[begin Passage provided]

RE: Insert contention on RAC

  • From: "Mark W. Farnham" <mwf@xxxxxxxx>
  • To: <paul.baumgartel@xxxxxxxxxxxxxxxxx>, <oracle-l@xxxxxxxxxxxxx>
  • Date: Wed, 25 Jun 2008 17:25:49 -0400

You might need more freelists. Other than pre-reserving a few extra blocks
which might sometimes drive new extents sooner that otherwise required,
extra freelists won't hurt you. You quoted "many" concurrent sessions
inserting. Let's say that "many" is as low as 48 and for easy math let's say
they are 16 per node. Then on average 4 inserters are competing for space on
each free list on each node. When you bump the end of that freelist, one
session is going to be first to grab more space for the freelist and the
other three have a chance to collide. I'm trying to remember if they get
interrupted in the attempt to add blocks to that freelist or if they check
again after the enqueue to see if more space is already there in the
freelist the session has in hand. (Things are usually moving too fast to
observe if the freelist gets bumped more than it has to get bumped.)

[end Passage provided]
[begin Given records]

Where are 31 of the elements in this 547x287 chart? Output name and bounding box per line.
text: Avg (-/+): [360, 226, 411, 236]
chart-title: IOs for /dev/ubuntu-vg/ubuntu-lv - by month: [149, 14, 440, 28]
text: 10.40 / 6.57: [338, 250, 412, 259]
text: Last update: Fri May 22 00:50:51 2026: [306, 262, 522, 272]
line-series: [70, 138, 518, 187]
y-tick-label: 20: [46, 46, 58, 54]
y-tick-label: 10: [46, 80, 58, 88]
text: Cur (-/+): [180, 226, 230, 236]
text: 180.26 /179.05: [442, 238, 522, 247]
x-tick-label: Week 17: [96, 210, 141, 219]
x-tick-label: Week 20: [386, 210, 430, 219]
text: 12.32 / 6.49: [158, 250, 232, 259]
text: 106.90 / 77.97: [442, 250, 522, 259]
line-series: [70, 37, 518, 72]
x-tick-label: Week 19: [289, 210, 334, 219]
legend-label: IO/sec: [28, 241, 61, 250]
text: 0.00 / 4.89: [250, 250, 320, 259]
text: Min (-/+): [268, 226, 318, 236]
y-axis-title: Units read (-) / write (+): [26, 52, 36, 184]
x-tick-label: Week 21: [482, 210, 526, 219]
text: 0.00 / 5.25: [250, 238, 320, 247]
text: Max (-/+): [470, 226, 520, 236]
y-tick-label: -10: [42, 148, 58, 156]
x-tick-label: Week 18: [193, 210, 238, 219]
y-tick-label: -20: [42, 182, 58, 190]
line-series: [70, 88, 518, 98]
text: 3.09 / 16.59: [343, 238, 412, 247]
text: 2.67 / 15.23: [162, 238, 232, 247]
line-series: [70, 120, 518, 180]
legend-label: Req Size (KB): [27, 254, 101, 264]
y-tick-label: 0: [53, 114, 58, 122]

[end Given records]

## Problems and tasks
1. In the message on insert contention, how many inserters on average compete for space on each freelist on each node in the worked example?
2. Go on with the message about insert contention and freelists, picking up after its final sentence.

## Expected results
1. Four inserters.

2.
The maximum freelists value depends on your blocksize, and if you have a lot
of concurrent inserters you probably want as big a value as is allowed.

 

Pre-allocating extents for each instance is a good idea. I trust you got the
syntax right, or else we'd probably still be seeing some gc wait as parts of
each extent are doled dynamically from the master freelist instead of being
assigned to a particular instance's freelist group.

 

Now there is also the issue of indexes and partitioning, and whether, rather
than forcing all sessions to one instance, you could establish affinity to
particular instances based on some knowledge with respect to a session that
predicts which partition the session will insert into. For example, if you
have a notion of timezones and use 1 plus the remainder of the greenwich
offset hour divided by 3 to pick an instance, then you would phase your
activity nicely as you follow the clock (likely peaktimes in many
applications, though of course not all). Of course the east coast and the
west coast fall to the same partition by this scheme so you might want to
use something else if most of your action is on the coasts. If all your
sessions originate in the same timezone this is obviously worthless, but I
hope it gives you an idea of the sort of thing that MAY exist as both a
useful instance connection router and partition insert key. When this can be
done the system operates more like 3 separate databases as regards insert
performance, and that is a good thing. If you do this, then in your extent
allocation you'll want to skew the allocation of extents heavily to the
instance likely to get the inserts for each partition.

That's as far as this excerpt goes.